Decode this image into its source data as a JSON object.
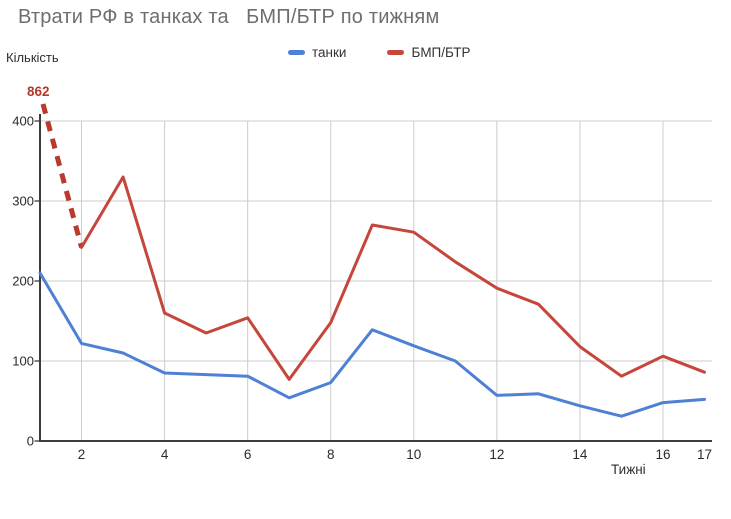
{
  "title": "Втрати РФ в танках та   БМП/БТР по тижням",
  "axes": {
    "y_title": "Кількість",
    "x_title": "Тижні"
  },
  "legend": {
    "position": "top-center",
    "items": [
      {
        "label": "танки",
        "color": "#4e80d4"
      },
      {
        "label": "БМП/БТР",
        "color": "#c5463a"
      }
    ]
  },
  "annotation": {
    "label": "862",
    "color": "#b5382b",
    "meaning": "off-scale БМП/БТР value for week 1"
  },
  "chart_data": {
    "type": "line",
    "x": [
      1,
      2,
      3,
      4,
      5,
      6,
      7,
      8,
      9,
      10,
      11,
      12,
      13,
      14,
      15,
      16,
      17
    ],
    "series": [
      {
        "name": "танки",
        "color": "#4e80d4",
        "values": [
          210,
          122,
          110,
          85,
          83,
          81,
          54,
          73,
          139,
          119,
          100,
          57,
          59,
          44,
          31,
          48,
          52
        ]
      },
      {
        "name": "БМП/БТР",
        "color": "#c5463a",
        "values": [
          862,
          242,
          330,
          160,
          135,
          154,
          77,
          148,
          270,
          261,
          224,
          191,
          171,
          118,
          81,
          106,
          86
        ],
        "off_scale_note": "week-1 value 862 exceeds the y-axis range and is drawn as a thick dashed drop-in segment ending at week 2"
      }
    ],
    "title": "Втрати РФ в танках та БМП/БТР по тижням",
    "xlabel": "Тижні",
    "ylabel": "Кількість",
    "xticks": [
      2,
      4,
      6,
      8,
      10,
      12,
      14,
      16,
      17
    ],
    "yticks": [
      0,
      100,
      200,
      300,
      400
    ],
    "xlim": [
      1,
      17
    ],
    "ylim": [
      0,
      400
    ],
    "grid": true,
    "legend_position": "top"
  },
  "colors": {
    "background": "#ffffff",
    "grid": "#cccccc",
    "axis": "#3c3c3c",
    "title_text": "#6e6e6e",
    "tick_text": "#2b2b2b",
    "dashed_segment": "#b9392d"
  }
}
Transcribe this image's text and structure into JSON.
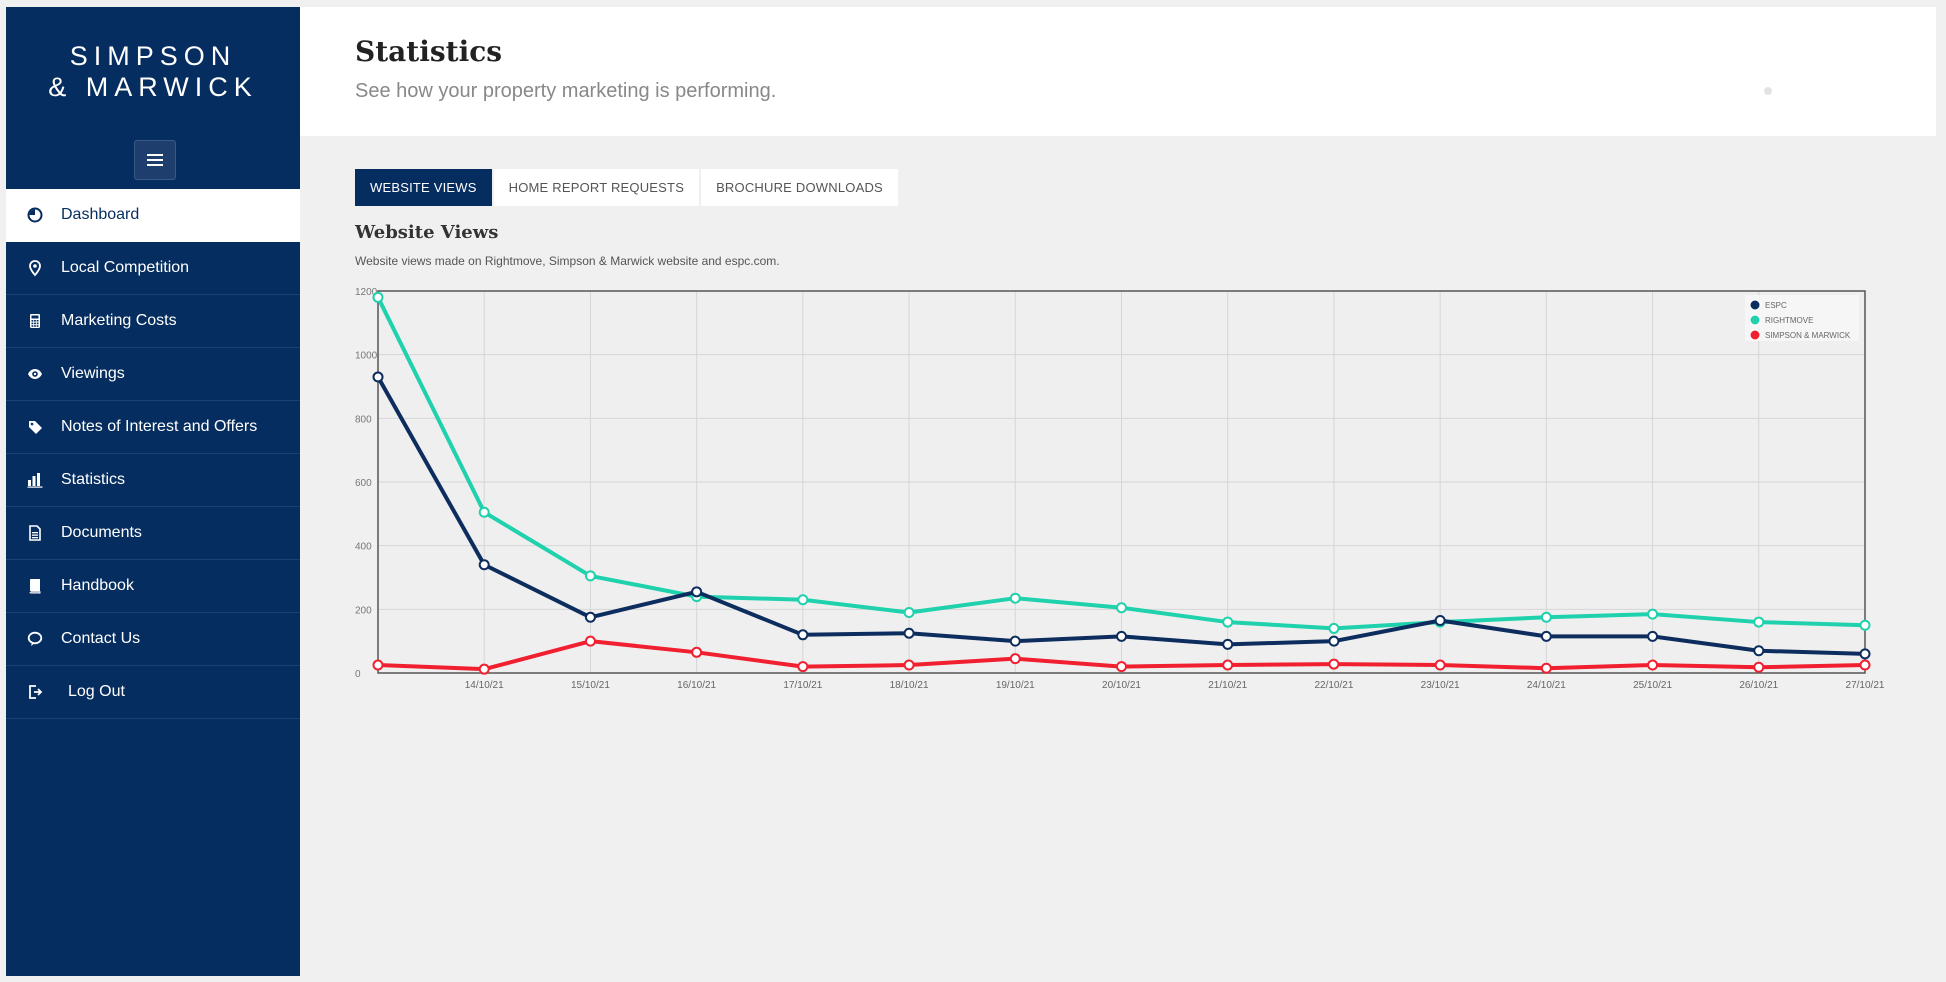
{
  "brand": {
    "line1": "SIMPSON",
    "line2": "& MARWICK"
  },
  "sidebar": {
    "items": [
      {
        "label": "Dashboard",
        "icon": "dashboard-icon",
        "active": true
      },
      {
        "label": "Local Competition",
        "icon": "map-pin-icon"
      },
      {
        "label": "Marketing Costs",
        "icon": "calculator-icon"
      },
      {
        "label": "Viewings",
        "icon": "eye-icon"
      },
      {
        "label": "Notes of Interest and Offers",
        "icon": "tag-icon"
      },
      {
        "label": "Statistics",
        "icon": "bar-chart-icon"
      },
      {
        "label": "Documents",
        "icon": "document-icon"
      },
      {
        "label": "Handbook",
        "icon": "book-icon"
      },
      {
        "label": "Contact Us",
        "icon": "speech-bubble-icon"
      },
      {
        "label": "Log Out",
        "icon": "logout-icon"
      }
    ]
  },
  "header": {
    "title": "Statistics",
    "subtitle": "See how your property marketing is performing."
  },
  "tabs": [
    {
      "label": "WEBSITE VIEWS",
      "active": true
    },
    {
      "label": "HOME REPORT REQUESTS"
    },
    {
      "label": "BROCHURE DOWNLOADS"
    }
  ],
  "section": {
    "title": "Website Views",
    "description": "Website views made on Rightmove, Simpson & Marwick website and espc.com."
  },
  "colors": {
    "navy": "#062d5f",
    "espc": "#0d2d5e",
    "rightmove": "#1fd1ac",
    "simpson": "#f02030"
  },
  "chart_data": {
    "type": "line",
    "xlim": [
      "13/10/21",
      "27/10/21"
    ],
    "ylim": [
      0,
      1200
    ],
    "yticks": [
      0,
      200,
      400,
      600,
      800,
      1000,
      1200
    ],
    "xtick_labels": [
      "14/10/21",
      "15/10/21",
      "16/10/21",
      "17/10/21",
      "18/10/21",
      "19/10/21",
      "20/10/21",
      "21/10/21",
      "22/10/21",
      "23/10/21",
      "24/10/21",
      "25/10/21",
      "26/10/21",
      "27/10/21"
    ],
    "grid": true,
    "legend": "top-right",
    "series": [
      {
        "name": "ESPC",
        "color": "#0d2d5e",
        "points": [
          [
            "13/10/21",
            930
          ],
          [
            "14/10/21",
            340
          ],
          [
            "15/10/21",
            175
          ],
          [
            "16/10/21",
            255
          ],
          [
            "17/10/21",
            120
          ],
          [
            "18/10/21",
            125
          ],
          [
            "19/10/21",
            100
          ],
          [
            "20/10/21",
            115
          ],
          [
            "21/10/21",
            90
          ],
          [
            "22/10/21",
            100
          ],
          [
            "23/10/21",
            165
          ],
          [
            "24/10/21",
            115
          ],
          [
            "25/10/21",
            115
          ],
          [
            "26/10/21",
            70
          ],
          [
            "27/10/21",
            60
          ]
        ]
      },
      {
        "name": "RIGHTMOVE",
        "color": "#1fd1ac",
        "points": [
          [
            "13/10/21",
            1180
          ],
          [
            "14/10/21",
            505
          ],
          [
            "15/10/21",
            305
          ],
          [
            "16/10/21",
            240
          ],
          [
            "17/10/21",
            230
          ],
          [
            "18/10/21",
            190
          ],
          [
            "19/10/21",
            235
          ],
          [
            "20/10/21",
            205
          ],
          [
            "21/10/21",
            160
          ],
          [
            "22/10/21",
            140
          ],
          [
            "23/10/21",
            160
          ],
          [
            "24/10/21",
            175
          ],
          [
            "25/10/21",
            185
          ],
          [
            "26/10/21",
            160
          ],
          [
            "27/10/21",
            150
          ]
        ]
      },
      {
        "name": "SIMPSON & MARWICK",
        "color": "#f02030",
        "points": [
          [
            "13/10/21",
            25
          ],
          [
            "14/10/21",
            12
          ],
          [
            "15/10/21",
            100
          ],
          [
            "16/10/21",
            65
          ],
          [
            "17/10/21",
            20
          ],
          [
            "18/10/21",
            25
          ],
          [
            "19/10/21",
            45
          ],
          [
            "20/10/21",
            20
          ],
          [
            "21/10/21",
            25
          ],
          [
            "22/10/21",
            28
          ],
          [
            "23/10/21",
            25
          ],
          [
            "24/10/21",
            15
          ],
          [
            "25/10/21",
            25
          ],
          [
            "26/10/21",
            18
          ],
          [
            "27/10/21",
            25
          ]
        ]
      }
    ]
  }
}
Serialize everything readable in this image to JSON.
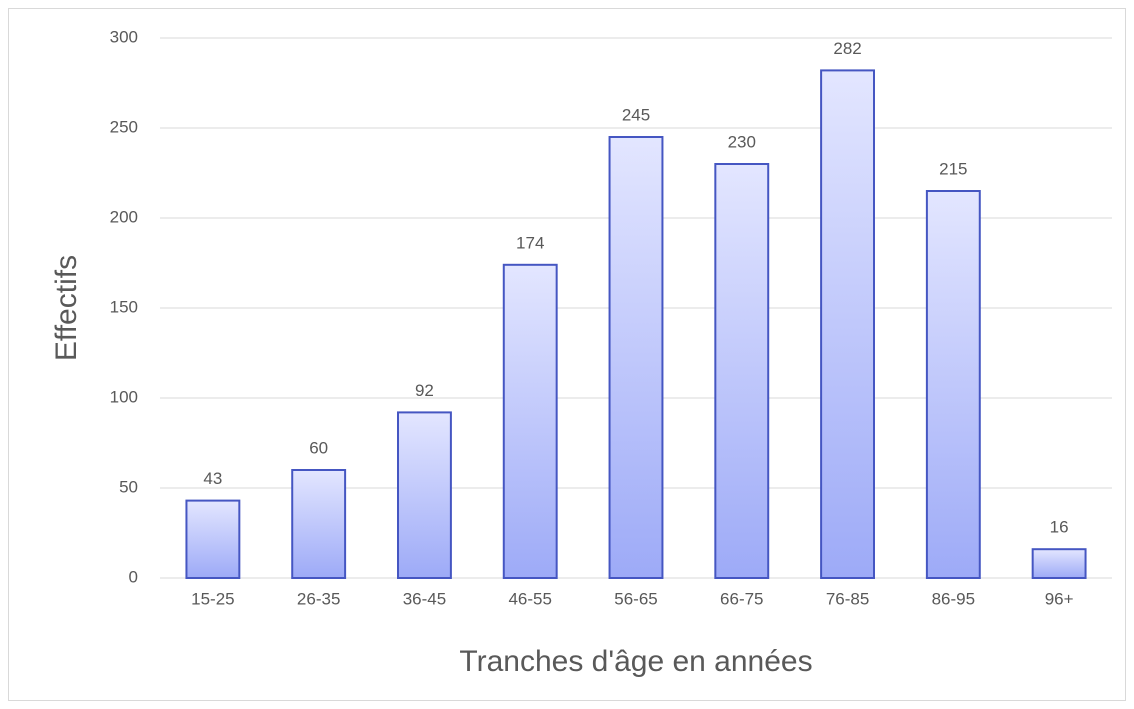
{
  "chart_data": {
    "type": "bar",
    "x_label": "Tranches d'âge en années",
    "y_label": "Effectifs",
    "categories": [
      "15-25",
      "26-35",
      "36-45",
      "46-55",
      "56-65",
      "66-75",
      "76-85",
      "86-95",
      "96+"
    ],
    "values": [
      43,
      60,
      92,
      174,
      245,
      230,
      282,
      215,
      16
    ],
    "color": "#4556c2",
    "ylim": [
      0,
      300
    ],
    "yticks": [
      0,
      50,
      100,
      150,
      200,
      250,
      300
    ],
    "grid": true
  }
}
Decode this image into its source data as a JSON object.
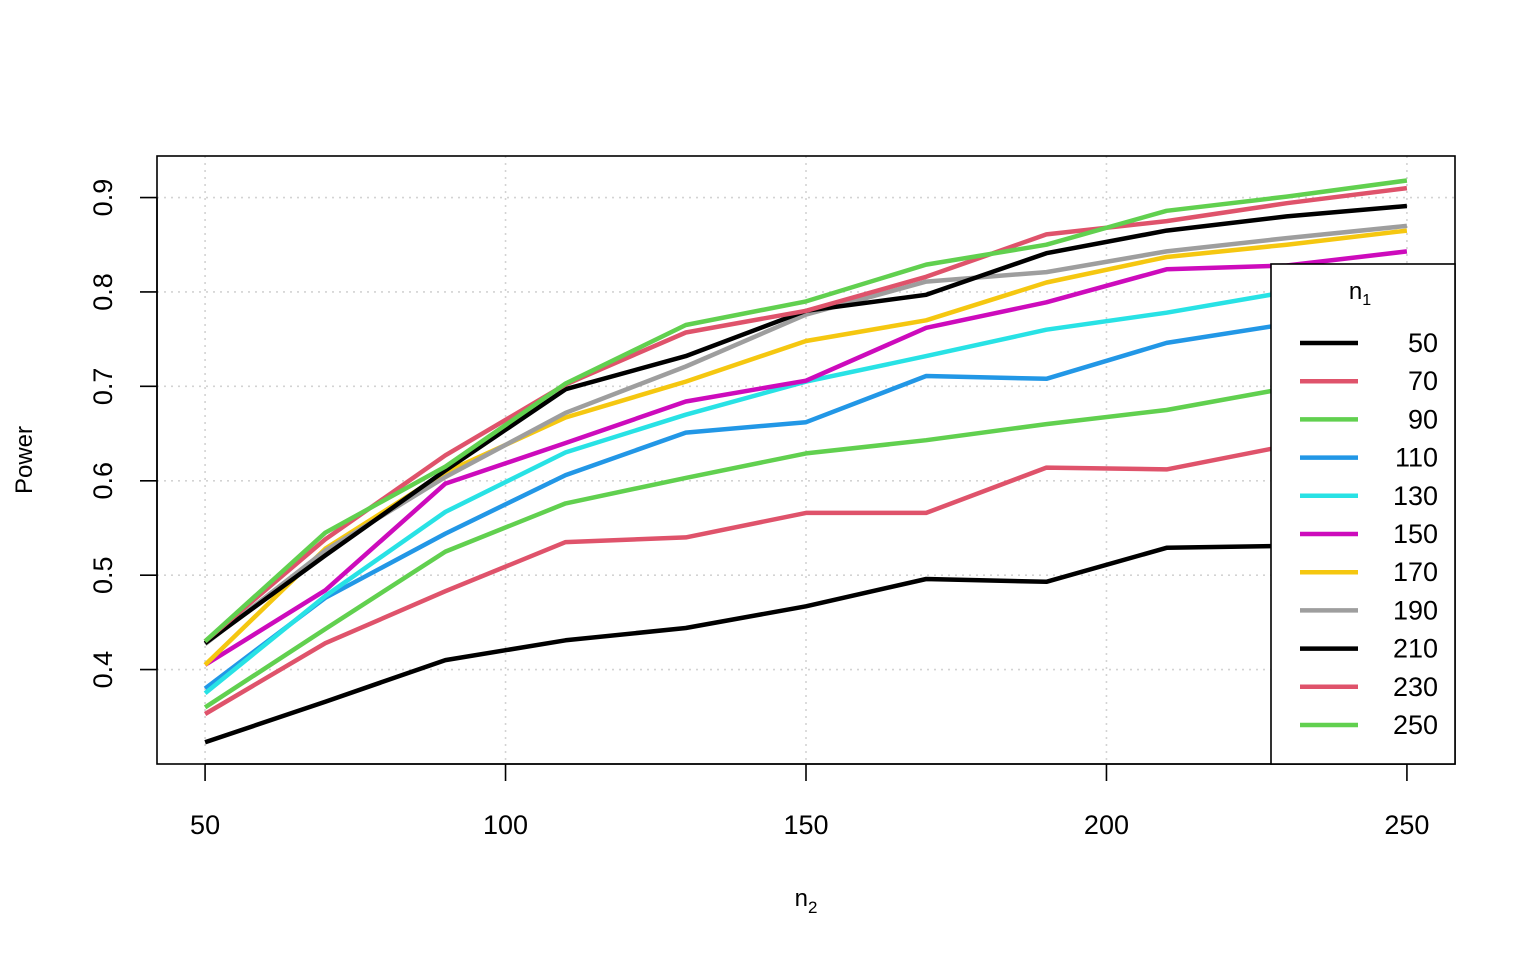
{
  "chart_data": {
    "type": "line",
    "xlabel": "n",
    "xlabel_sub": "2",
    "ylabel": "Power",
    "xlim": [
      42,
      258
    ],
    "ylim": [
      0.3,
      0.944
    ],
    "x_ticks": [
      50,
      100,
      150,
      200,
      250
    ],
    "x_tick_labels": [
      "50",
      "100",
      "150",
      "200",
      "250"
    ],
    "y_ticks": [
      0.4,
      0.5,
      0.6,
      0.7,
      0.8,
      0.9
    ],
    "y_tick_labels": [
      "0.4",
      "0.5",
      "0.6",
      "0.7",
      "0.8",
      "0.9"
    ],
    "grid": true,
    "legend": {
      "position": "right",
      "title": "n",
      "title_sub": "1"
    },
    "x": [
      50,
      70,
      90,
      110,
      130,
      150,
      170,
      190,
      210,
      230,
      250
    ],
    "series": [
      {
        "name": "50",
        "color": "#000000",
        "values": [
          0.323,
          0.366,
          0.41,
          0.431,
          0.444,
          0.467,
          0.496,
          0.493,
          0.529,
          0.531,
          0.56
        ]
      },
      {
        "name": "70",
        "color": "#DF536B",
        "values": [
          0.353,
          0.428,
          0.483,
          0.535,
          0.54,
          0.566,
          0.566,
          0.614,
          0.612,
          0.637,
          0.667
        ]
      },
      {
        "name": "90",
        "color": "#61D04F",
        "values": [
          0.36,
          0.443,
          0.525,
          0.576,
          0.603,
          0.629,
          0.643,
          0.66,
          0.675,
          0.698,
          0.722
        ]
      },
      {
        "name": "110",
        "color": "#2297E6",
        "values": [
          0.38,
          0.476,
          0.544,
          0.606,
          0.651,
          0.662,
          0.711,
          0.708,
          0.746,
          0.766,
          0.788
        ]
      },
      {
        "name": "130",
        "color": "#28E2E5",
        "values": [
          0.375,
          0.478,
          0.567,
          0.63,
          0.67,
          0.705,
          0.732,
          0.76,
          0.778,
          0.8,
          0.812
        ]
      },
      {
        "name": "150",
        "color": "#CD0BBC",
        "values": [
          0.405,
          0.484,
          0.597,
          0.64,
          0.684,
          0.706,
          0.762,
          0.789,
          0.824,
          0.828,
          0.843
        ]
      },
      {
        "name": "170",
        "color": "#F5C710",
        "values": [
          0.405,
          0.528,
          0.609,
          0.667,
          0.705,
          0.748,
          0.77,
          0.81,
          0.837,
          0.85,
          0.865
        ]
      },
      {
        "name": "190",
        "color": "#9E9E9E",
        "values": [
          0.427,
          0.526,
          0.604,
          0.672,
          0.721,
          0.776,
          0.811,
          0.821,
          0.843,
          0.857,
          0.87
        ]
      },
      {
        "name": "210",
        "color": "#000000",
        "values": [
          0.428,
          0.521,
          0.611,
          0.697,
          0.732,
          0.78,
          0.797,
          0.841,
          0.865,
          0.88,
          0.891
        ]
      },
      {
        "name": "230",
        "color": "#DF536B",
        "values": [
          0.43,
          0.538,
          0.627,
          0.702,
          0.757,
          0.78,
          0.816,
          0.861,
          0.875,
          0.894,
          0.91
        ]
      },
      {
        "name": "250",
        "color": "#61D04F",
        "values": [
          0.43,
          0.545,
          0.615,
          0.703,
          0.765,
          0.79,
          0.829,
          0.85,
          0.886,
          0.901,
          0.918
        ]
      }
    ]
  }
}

########################################

_Problem_: Look through the material and copy each line that has "week".

_Reply to the exercise_:
    "meaning": "off-scale БМП/БТР value for week 1"
        "off_scale_note": "week-1 value 862 exceeds the y-axis range and is drawn as a thick dashed drop-in segment ending at week 2"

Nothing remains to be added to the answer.